Exercise description: Copy out the listing that follows, exact in every word, and skip the images.

Data entries

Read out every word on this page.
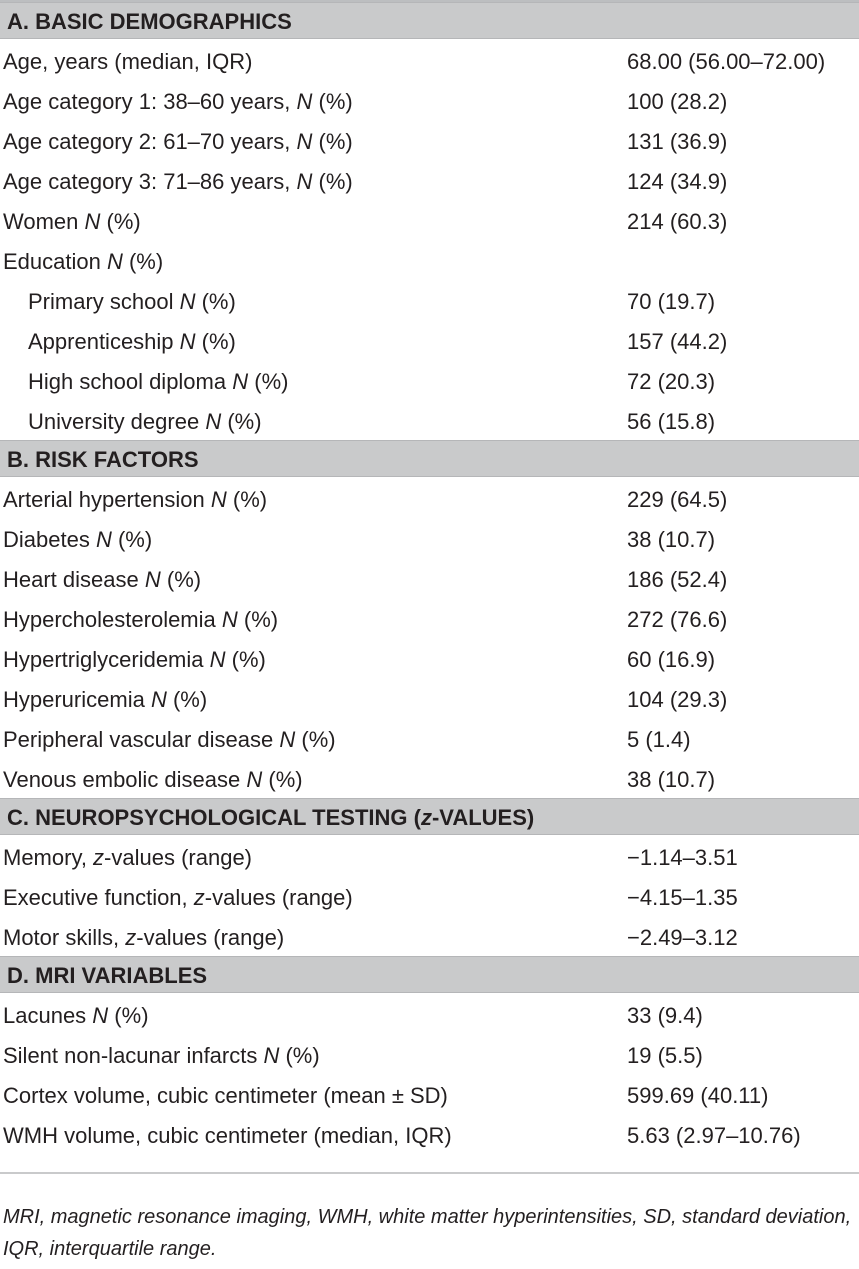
A. BASIC DEMOGRAPHICS
Age, years (median, IQR)	68.00 (56.00–72.00)
Age category 1: 38–60 years, N (%)	100 (28.2)
Age category 2: 61–70 years, N (%)	131 (36.9)
Age category 3: 71–86 years, N (%)	124 (34.9)
Women N (%)	214 (60.3)
Education N (%)
Primary school N (%)	70 (19.7)
Apprenticeship N (%)	157 (44.2)
High school diploma N (%)	72 (20.3)
University degree N (%)	56 (15.8)
B. RISK FACTORS
Arterial hypertension N (%)	229 (64.5)
Diabetes N (%)	38 (10.7)
Heart disease N (%)	186 (52.4)
Hypercholesterolemia N (%)	272 (76.6)
Hypertriglyceridemia N (%)	60 (16.9)
Hyperuricemia N (%)	104 (29.3)
Peripheral vascular disease N (%)	5 (1.4)
Venous embolic disease N (%)	38 (10.7)
C. NEUROPSYCHOLOGICAL TESTING (z-VALUES)
Memory, z-values (range)	−1.14–3.51
Executive function, z-values (range)	−4.15–1.35
Motor skills, z-values (range)	−2.49–3.12
D. MRI VARIABLES
Lacunes N (%)	33 (9.4)
Silent non-lacunar infarcts N (%)	19 (5.5)
Cortex volume, cubic centimeter (mean ± SD)	599.69 (40.11)
WMH volume, cubic centimeter (median, IQR)	5.63 (2.97–10.76)
MRI, magnetic resonance imaging, WMH, white matter hyperintensities, SD, standard deviation, IQR, interquartile range.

Completed task:
Read out every word on this page.
A. BASIC DEMOGRAPHICS
Age, years (median, IQR)	68.00 (56.00–72.00)
Age category 1: 38–60 years, N (%)	100 (28.2)
Age category 2: 61–70 years, N (%)	131 (36.9)
Age category 3: 71–86 years, N (%)	124 (34.9)
Women N (%)	214 (60.3)
Education N (%)
Primary school N (%)	70 (19.7)
Apprenticeship N (%)	157 (44.2)
High school diploma N (%)	72 (20.3)
University degree N (%)	56 (15.8)
B. RISK FACTORS
Arterial hypertension N (%)	229 (64.5)
Diabetes N (%)	38 (10.7)
Heart disease N (%)	186 (52.4)
Hypercholesterolemia N (%)	272 (76.6)
Hypertriglyceridemia N (%)	60 (16.9)
Hyperuricemia N (%)	104 (29.3)
Peripheral vascular disease N (%)	5 (1.4)
Venous embolic disease N (%)	38 (10.7)
C. NEUROPSYCHOLOGICAL TESTING (z-VALUES)
Memory, z-values (range)	−1.14–3.51
Executive function, z-values (range)	−4.15–1.35
Motor skills, z-values (range)	−2.49–3.12
D. MRI VARIABLES
Lacunes N (%)	33 (9.4)
Silent non-lacunar infarcts N (%)	19 (5.5)
Cortex volume, cubic centimeter (mean ± SD)	599.69 (40.11)
WMH volume, cubic centimeter (median, IQR)	5.63 (2.97–10.76)
MRI, magnetic resonance imaging, WMH, white matter hyperintensities, SD, standard deviation, IQR, interquartile range.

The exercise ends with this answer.